» Task prompt
Gather every line that includes the word "nada", please.

====== Dataset content ======

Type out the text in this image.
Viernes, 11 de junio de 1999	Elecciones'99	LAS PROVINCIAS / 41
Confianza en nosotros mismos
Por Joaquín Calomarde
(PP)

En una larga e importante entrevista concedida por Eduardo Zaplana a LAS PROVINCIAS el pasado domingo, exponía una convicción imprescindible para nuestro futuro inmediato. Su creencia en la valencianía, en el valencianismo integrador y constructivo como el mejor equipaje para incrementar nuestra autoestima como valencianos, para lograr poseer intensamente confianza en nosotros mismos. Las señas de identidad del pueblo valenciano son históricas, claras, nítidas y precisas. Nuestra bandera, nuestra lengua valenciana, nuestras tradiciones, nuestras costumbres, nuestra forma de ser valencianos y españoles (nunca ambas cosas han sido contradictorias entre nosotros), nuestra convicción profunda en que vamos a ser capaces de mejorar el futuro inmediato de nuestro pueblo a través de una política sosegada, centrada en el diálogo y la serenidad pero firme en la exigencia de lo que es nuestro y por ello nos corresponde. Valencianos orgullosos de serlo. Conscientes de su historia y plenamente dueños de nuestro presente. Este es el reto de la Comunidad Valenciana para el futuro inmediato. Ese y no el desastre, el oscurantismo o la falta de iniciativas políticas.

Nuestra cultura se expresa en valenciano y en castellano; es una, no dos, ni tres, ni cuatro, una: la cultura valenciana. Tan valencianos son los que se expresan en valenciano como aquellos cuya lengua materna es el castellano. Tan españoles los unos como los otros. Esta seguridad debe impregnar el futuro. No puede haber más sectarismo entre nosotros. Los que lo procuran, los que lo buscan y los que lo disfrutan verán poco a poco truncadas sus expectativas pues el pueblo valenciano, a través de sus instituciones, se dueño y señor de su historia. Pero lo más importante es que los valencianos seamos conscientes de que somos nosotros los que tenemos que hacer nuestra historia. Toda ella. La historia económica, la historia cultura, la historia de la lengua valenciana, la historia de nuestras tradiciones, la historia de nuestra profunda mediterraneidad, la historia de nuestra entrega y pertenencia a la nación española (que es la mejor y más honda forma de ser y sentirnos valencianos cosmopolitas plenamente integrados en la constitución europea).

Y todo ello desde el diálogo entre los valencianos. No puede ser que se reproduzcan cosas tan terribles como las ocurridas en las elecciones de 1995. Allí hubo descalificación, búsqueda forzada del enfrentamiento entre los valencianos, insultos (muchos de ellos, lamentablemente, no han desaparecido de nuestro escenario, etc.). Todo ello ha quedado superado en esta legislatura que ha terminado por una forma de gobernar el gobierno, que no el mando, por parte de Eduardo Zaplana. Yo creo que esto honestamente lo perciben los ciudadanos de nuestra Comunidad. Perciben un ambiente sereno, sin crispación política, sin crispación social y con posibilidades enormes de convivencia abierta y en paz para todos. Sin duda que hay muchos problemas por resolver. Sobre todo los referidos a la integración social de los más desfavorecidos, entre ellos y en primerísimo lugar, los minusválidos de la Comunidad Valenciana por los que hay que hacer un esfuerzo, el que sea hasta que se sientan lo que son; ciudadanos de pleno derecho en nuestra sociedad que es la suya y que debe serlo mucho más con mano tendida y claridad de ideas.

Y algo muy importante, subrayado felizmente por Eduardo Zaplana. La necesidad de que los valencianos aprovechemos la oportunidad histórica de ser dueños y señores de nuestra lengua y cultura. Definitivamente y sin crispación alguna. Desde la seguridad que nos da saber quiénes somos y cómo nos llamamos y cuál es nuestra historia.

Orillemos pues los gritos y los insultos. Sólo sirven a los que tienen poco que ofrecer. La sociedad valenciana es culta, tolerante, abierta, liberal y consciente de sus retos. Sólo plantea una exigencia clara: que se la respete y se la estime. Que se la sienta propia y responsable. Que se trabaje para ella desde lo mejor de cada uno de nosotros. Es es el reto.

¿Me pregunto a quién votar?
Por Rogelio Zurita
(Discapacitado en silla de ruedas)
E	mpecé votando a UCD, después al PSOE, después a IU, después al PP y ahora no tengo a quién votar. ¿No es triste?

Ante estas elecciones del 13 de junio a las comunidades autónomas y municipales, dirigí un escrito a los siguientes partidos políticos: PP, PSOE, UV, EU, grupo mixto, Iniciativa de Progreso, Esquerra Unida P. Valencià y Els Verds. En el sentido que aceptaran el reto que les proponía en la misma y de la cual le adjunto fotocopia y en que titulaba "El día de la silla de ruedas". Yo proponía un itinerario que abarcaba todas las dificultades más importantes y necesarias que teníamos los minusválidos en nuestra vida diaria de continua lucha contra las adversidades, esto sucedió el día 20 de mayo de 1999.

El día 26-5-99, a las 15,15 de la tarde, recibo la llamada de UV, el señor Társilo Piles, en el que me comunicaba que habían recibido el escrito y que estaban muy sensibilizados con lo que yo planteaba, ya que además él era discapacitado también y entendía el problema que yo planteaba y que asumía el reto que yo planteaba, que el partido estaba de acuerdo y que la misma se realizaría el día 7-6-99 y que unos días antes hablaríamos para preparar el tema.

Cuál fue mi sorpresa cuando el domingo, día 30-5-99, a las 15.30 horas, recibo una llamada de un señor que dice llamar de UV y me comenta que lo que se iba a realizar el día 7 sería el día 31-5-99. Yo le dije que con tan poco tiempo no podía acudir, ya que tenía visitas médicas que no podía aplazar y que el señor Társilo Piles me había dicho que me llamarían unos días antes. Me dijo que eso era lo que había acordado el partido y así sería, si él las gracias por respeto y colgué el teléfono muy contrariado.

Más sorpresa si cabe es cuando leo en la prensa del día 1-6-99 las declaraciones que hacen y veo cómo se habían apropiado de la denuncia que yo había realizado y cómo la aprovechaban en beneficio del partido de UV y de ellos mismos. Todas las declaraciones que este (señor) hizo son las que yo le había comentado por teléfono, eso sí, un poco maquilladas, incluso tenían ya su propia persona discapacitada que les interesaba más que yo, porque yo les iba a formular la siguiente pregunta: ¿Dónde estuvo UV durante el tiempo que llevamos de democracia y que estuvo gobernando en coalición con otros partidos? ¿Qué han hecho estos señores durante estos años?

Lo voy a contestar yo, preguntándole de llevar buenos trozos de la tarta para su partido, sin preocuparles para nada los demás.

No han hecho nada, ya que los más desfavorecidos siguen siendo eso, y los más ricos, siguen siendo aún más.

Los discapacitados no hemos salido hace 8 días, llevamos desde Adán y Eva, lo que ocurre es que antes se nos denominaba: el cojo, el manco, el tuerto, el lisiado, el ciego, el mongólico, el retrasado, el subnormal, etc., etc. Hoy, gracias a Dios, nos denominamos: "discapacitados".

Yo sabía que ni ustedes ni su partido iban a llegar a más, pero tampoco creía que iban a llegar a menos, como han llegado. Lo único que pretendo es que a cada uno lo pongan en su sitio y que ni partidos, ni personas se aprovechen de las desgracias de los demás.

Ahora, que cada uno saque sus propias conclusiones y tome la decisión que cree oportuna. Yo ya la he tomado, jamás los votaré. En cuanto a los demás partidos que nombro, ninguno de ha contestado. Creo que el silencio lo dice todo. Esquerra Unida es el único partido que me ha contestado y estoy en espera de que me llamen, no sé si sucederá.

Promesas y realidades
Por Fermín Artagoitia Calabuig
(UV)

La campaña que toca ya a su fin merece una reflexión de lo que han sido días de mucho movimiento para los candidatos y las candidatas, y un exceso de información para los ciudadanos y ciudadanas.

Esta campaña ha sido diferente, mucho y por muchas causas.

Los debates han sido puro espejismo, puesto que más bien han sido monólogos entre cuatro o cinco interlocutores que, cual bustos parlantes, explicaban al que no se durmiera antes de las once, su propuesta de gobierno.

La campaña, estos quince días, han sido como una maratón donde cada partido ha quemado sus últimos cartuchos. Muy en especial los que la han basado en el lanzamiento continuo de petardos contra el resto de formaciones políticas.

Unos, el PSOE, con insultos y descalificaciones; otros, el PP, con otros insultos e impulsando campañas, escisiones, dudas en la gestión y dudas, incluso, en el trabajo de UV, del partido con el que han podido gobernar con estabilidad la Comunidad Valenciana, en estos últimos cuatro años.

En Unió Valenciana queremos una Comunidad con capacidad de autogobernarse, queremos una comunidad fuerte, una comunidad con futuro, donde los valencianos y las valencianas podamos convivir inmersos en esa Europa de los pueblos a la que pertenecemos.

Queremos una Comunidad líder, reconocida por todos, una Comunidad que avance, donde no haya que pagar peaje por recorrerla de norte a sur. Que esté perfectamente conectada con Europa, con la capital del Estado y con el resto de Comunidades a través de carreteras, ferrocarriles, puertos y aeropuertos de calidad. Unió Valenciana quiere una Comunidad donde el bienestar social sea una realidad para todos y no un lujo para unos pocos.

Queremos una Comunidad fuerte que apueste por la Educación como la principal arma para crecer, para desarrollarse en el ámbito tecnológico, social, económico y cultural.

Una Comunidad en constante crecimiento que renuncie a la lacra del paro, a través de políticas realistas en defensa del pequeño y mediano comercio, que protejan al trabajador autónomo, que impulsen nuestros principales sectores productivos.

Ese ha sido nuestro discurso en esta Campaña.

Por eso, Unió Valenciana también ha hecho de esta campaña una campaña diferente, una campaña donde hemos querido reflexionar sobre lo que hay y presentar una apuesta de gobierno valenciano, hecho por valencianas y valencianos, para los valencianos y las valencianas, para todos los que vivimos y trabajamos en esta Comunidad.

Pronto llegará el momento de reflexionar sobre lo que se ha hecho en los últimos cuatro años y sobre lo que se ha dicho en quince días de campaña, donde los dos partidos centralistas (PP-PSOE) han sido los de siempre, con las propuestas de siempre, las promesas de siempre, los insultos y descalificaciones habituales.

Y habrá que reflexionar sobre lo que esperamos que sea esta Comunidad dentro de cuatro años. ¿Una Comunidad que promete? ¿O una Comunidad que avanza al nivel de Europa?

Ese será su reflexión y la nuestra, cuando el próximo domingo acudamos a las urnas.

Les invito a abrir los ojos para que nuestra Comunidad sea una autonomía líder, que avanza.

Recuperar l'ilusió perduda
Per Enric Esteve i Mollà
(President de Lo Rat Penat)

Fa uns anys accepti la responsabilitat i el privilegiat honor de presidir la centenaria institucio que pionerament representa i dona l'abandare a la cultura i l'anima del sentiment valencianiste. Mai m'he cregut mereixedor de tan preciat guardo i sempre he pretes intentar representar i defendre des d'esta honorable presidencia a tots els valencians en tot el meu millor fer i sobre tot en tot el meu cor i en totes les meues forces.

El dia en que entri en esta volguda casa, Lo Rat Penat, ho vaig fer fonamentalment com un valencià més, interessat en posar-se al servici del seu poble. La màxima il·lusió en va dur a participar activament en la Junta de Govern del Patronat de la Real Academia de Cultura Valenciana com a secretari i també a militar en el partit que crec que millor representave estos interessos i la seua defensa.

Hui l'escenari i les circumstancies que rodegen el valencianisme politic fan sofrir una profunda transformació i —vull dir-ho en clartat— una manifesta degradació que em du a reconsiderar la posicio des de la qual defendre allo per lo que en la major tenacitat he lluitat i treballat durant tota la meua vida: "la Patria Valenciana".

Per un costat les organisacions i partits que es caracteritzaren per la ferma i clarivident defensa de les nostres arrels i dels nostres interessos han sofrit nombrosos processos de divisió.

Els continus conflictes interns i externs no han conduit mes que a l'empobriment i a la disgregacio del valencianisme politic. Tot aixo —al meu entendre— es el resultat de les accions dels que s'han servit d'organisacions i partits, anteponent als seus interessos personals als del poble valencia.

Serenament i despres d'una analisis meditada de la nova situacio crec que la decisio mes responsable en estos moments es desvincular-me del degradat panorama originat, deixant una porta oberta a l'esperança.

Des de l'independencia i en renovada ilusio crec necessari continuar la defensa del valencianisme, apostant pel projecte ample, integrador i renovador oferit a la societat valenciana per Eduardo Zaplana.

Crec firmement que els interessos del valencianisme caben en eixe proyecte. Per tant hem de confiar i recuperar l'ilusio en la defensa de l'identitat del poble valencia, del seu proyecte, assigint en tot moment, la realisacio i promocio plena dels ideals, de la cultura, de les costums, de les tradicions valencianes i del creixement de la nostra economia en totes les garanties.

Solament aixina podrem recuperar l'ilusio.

======

» Expected answer
Lo voy a contestar yo, preguntándole de llevar buenos trozos de la tarta para su partido, sin preocuparles para nada los demás.
No han hecho nada, ya que los más desfavorecidos siguen siendo eso, y los más ricos, siguen siendo aún más.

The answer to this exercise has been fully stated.